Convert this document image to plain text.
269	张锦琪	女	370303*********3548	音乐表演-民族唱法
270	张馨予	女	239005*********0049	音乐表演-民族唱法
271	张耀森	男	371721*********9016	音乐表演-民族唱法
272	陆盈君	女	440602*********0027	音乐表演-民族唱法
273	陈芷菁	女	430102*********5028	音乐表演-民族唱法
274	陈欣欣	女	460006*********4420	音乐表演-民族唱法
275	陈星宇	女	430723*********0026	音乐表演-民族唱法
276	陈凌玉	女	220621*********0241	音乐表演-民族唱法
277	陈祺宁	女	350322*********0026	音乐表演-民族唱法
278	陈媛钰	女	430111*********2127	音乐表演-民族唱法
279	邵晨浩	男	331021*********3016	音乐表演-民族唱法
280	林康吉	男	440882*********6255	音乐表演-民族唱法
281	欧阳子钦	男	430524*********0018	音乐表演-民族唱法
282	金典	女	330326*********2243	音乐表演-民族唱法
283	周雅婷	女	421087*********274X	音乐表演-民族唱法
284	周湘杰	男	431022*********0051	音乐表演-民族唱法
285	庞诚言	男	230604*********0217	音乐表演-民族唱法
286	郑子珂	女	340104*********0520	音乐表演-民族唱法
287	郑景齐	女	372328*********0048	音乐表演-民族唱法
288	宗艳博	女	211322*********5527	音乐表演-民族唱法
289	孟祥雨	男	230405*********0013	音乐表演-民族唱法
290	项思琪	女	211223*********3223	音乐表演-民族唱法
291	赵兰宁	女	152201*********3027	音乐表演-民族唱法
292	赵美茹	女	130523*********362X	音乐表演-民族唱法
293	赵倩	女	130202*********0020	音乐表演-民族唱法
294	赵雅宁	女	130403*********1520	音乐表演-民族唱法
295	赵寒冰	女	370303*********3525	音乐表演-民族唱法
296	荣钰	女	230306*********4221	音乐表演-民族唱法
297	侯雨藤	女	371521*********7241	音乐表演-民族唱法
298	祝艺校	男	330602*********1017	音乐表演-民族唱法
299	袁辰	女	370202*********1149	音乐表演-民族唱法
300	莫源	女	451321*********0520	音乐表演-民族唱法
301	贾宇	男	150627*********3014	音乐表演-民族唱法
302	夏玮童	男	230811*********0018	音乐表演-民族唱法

**WRITTEN PROBLEM**
Copy the material above, line for line.

**ANSWER**
Convert this document image to plain text.
269	张锦琪	女	370303*********3548	音乐表演-民族唱法
270	张馨予	女	239005*********0049	音乐表演-民族唱法
271	张耀森	男	371721*********9016	音乐表演-民族唱法
272	陆盈君	女	440602*********0027	音乐表演-民族唱法
273	陈芷菁	女	430102*********5028	音乐表演-民族唱法
274	陈欣欣	女	460006*********4420	音乐表演-民族唱法
275	陈星宇	女	430723*********0026	音乐表演-民族唱法
276	陈凌玉	女	220621*********0241	音乐表演-民族唱法
277	陈祺宁	女	350322*********0026	音乐表演-民族唱法
278	陈媛钰	女	430111*********2127	音乐表演-民族唱法
279	邵晨浩	男	331021*********3016	音乐表演-民族唱法
280	林康吉	男	440882*********6255	音乐表演-民族唱法
281	欧阳子钦	男	430524*********0018	音乐表演-民族唱法
282	金典	女	330326*********2243	音乐表演-民族唱法
283	周雅婷	女	421087*********274X	音乐表演-民族唱法
284	周湘杰	男	431022*********0051	音乐表演-民族唱法
285	庞诚言	男	230604*********0217	音乐表演-民族唱法
286	郑子珂	女	340104*********0520	音乐表演-民族唱法
287	郑景齐	女	372328*********0048	音乐表演-民族唱法
288	宗艳博	女	211322*********5527	音乐表演-民族唱法
289	孟祥雨	男	230405*********0013	音乐表演-民族唱法
290	项思琪	女	211223*********3223	音乐表演-民族唱法
291	赵兰宁	女	152201*********3027	音乐表演-民族唱法
292	赵美茹	女	130523*********362X	音乐表演-民族唱法
293	赵倩	女	130202*********0020	音乐表演-民族唱法
294	赵雅宁	女	130403*********1520	音乐表演-民族唱法
295	赵寒冰	女	370303*********3525	音乐表演-民族唱法
296	荣钰	女	230306*********4221	音乐表演-民族唱法
297	侯雨藤	女	371521*********7241	音乐表演-民族唱法
298	祝艺校	男	330602*********1017	音乐表演-民族唱法
299	袁辰	女	370202*********1149	音乐表演-民族唱法
300	莫源	女	451321*********0520	音乐表演-民族唱法
301	贾宇	男	150627*********3014	音乐表演-民族唱法
302	夏玮童	男	230811*********0018	音乐表演-民族唱法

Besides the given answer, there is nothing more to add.